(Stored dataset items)

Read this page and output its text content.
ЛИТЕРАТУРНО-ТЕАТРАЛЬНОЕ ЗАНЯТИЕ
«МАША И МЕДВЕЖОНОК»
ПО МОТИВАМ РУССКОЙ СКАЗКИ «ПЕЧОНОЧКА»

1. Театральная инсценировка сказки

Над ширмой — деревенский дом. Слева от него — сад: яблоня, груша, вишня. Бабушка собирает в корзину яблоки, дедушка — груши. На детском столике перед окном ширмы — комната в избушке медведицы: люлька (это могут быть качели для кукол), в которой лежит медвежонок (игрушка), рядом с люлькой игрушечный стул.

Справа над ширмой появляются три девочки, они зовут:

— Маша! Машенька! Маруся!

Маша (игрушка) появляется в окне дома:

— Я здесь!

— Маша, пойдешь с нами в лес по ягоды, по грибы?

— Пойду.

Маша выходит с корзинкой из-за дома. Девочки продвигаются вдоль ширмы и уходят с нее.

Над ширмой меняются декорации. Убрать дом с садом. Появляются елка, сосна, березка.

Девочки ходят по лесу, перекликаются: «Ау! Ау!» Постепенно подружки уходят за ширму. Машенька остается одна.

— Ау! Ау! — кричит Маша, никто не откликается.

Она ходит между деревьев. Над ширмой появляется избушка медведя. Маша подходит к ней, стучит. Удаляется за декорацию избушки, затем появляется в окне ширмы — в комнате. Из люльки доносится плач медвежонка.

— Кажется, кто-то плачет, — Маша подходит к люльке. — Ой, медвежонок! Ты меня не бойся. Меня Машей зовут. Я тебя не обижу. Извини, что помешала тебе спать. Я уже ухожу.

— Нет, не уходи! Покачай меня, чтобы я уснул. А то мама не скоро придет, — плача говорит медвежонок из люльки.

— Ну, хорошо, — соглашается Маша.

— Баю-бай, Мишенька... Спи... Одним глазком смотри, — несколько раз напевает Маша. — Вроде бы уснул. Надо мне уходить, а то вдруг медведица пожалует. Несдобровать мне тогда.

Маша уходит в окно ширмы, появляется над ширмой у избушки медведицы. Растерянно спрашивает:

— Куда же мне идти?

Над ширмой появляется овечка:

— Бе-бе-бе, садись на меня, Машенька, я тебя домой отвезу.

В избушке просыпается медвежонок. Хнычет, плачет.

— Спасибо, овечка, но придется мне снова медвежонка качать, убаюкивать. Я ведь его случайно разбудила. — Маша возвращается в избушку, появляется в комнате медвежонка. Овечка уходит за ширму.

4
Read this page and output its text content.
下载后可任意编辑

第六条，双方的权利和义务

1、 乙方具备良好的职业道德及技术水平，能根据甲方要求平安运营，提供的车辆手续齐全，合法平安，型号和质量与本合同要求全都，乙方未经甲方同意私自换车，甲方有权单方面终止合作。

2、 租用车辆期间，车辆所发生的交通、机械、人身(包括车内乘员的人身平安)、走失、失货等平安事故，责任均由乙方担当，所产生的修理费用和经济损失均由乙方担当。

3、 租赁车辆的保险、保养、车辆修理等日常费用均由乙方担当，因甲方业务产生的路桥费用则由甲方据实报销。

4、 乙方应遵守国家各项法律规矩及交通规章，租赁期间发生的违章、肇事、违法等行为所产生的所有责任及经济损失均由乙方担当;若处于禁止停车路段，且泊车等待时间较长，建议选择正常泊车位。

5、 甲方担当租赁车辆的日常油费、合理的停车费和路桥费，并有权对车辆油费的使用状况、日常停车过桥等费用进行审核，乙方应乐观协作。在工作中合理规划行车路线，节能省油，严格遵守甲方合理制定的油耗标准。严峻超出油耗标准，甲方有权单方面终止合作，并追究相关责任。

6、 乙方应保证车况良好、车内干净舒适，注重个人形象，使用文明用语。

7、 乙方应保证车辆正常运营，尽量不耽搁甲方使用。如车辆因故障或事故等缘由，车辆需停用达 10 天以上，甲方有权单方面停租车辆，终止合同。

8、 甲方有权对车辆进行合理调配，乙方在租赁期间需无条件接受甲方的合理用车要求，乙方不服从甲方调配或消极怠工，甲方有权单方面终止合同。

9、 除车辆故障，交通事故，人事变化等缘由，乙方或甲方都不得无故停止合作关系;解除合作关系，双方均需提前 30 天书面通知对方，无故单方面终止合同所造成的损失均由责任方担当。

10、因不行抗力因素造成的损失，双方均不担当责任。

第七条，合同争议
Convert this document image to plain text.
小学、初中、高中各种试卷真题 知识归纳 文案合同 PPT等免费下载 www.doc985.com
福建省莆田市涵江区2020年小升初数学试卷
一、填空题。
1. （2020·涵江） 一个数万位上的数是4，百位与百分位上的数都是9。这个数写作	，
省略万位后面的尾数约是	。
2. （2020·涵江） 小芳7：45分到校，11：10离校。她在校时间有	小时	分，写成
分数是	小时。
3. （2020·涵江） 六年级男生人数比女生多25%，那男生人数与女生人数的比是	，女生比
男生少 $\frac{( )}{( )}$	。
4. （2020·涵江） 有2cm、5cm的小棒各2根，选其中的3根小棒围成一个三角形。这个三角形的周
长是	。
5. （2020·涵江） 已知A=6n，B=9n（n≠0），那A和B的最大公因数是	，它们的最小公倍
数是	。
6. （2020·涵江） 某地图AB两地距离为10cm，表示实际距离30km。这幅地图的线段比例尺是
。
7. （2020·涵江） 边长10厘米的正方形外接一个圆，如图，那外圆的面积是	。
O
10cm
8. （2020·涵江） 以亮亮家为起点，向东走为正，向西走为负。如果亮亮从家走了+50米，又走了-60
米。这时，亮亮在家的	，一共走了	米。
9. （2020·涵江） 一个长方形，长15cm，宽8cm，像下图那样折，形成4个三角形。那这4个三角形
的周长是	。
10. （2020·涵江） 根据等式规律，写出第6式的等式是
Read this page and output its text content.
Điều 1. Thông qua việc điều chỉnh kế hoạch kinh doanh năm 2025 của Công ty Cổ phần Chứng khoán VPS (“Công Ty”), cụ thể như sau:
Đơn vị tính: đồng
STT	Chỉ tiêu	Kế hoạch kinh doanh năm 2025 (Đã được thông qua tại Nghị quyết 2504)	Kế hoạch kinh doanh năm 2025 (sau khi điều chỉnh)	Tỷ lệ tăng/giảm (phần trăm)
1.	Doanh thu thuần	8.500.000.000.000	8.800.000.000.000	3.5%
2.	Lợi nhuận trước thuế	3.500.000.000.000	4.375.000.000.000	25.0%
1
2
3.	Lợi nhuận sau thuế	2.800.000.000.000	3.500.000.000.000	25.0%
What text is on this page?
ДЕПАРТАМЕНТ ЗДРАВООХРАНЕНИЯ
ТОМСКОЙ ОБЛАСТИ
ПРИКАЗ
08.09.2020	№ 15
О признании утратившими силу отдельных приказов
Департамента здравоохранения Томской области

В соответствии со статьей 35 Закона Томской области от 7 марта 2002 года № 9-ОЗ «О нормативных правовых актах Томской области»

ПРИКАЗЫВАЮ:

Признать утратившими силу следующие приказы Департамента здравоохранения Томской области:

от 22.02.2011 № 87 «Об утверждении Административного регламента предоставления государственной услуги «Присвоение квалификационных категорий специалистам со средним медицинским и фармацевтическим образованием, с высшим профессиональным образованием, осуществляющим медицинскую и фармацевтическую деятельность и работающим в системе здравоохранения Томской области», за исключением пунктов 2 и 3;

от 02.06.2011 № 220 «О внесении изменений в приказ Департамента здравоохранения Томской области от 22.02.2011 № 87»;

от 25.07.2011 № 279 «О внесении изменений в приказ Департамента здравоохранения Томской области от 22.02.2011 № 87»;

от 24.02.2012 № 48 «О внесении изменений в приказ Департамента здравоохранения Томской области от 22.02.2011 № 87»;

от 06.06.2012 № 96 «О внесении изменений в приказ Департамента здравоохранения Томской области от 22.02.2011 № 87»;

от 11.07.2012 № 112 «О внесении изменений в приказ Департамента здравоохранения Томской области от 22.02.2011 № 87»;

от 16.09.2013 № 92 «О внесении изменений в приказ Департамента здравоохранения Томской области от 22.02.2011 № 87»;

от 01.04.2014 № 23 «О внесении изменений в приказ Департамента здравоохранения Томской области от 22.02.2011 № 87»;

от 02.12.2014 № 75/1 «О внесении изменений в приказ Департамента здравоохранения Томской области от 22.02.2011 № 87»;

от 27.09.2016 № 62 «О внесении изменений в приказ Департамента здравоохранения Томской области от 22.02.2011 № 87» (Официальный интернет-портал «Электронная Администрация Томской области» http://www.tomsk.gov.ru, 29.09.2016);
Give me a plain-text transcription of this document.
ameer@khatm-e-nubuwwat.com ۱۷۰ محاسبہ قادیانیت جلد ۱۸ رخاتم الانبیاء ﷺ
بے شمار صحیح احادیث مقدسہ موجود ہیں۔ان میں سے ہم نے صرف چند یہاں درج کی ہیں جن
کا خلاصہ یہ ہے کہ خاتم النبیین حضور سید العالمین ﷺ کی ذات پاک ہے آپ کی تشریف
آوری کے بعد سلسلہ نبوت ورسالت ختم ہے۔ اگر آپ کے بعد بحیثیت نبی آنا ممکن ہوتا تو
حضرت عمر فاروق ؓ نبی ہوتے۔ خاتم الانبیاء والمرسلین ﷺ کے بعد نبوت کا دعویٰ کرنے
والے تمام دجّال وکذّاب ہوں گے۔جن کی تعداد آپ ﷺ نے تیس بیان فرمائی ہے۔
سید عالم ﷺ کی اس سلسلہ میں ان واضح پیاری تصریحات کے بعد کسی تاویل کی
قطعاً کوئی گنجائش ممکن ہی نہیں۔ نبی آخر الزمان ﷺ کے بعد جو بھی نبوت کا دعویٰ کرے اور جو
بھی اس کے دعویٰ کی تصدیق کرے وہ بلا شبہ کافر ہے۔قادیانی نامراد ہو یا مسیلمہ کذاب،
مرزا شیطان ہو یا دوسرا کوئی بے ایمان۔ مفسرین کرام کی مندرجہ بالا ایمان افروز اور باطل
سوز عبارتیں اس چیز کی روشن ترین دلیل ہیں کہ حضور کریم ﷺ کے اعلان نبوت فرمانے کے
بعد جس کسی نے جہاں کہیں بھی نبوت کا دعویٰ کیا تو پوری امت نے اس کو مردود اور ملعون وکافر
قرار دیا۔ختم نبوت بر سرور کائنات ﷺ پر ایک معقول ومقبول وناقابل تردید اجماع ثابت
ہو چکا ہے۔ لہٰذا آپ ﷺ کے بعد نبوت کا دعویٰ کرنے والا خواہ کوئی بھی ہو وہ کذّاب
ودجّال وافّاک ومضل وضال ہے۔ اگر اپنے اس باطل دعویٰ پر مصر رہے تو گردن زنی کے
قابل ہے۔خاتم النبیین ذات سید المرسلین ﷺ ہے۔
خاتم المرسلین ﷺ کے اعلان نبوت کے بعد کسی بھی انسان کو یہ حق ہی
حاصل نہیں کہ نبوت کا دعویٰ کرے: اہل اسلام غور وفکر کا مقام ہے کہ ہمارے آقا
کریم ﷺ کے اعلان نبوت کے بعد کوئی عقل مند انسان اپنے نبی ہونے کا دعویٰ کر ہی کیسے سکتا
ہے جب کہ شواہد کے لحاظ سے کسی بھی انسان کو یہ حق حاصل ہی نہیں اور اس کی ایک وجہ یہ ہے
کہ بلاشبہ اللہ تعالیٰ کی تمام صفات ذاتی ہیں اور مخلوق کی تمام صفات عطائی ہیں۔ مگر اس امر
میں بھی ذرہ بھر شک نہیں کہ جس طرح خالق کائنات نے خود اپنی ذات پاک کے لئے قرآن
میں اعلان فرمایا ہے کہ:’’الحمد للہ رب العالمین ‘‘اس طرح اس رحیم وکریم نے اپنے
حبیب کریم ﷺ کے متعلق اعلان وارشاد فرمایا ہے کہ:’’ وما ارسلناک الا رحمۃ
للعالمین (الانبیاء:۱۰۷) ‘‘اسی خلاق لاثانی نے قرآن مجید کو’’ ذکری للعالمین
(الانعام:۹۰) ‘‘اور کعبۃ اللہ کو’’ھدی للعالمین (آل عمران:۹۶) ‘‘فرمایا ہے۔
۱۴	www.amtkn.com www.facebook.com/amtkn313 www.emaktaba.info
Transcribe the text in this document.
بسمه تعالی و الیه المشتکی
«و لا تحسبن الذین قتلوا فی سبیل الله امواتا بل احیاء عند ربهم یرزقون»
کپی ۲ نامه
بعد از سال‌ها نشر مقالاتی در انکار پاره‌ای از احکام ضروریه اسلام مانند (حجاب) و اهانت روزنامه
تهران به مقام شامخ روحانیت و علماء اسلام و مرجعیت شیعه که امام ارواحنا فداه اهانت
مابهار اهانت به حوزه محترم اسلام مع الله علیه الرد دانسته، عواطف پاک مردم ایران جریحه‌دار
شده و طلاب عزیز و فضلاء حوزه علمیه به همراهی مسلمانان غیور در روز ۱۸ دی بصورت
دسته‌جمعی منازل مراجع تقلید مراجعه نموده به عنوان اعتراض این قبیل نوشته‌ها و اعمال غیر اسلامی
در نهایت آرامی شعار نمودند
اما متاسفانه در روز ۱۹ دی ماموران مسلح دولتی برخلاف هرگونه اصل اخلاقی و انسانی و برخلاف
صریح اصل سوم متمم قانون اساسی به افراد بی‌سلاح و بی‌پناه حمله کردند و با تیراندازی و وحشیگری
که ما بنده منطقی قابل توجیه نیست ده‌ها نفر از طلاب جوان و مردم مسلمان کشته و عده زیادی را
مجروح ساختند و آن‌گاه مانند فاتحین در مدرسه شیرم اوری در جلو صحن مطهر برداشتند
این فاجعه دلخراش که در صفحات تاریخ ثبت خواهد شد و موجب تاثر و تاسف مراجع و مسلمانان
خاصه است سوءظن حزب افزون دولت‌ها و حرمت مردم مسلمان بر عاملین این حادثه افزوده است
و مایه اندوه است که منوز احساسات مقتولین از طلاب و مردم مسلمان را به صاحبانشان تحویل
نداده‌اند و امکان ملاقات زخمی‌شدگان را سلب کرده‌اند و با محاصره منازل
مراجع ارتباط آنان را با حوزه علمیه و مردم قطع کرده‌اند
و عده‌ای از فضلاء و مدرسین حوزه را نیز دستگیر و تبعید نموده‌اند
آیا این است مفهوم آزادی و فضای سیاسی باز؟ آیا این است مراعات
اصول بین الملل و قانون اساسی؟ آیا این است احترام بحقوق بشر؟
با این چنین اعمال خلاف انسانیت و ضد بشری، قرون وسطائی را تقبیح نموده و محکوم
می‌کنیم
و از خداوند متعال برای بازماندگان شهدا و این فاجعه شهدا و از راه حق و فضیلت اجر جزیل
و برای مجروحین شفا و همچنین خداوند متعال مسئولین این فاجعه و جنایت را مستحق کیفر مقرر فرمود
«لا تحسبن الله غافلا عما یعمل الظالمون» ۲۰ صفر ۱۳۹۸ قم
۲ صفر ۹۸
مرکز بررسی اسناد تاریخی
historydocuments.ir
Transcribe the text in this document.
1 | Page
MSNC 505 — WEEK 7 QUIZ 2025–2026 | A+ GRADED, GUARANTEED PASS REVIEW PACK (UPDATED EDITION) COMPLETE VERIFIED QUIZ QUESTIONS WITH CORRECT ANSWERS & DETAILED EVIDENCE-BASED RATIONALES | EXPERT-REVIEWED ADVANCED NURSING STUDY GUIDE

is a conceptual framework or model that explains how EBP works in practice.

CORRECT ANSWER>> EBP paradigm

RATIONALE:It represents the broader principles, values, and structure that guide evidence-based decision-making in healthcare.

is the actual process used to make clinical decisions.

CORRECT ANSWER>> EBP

## The exercise:
Lines of the material that contain the word "комнате" are to be gathered.

## Finished answer:
Она ходит между деревьев. Над ширмой появляется избушка медведя. Маша подходит к ней, стучит. Удаляется за декорацию избушки, затем появляется в окне ширмы — в комнате. Из люльки доносится плач медвежонка.
— Спасибо, овечка, но придется мне снова медвежонка качать, убаюкивать. Я ведь его случайно разбудила. — Маша возвращается в избушку, появляется в комнате медвежонка. Овечка уходит за ширму.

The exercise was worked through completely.